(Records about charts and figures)
┄┄┄┄┄┄┄┄┄┄┄┄┄┄┄┄┄┄┄┄

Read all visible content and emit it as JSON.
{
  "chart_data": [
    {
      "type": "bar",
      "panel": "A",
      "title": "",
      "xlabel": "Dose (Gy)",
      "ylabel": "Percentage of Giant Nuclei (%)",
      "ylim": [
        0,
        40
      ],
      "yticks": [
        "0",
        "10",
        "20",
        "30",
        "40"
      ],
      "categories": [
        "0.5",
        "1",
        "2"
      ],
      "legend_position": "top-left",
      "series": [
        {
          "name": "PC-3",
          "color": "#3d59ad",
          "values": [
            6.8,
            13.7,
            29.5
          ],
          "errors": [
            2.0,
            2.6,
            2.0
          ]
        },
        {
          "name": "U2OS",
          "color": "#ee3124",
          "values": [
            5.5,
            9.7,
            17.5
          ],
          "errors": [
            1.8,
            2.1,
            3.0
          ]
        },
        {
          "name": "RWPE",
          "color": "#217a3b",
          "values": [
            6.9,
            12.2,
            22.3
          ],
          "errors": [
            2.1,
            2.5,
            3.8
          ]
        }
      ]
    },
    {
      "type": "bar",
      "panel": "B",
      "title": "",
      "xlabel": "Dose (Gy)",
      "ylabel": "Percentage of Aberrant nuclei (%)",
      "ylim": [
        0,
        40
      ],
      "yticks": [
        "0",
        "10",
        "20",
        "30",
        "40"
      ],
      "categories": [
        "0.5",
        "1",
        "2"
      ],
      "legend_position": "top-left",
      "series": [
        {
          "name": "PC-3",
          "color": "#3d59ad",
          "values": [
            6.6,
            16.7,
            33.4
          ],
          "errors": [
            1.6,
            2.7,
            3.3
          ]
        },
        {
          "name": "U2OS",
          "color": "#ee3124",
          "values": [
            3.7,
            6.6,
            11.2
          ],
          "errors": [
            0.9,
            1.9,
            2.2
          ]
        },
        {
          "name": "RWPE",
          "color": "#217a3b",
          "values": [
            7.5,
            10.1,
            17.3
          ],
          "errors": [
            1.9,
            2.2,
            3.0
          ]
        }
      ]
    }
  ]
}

┄┄┄┄┄┄┄┄┄┄┄┄┄┄┄┄┄┄┄┄

AIM OF THE EXERCISE:
Write out the records shown above, exactly as they appear.

WRITTEN RESPONSE:
Read all visible content and emit it as JSON.
{
  "chart_data": [
    {
      "type": "bar",
      "panel": "A",
      "title": "",
      "xlabel": "Dose (Gy)",
      "ylabel": "Percentage of Giant Nuclei (%)",
      "ylim": [
        0,
        40
      ],
      "yticks": [
        "0",
        "10",
        "20",
        "30",
        "40"
      ],
      "categories": [
        "0.5",
        "1",
        "2"
      ],
      "legend_position": "top-left",
      "series": [
        {
          "name": "PC-3",
          "color": "#3d59ad",
          "values": [
            6.8,
            13.7,
            29.5
          ],
          "errors": [
            2.0,
            2.6,
            2.0
          ]
        },
        {
          "name": "U2OS",
          "color": "#ee3124",
          "values": [
            5.5,
            9.7,
            17.5
          ],
          "errors": [
            1.8,
            2.1,
            3.0
          ]
        },
        {
          "name": "RWPE",
          "color": "#217a3b",
          "values": [
            6.9,
            12.2,
            22.3
          ],
          "errors": [
            2.1,
            2.5,
            3.8
          ]
        }
      ]
    },
    {
      "type": "bar",
      "panel": "B",
      "title": "",
      "xlabel": "Dose (Gy)",
      "ylabel": "Percentage of Aberrant nuclei (%)",
      "ylim": [
        0,
        40
      ],
      "yticks": [
        "0",
        "10",
        "20",
        "30",
        "40"
      ],
      "categories": [
        "0.5",
        "1",
        "2"
      ],
      "legend_position": "top-left",
      "series": [
        {
          "name": "PC-3",
          "color": "#3d59ad",
          "values": [
            6.6,
            16.7,
            33.4
          ],
          "errors": [
            1.6,
            2.7,
            3.3
          ]
        },
        {
          "name": "U2OS",
          "color": "#ee3124",
          "values": [
            3.7,
            6.6,
            11.2
          ],
          "errors": [
            0.9,
            1.9,
            2.2
          ]
        },
        {
          "name": "RWPE",
          "color": "#217a3b",
          "values": [
            7.5,
            10.1,
            17.3
          ],
          "errors": [
            1.9,
            2.2,
            3.0
          ]
        }
      ]
    }
  ]
}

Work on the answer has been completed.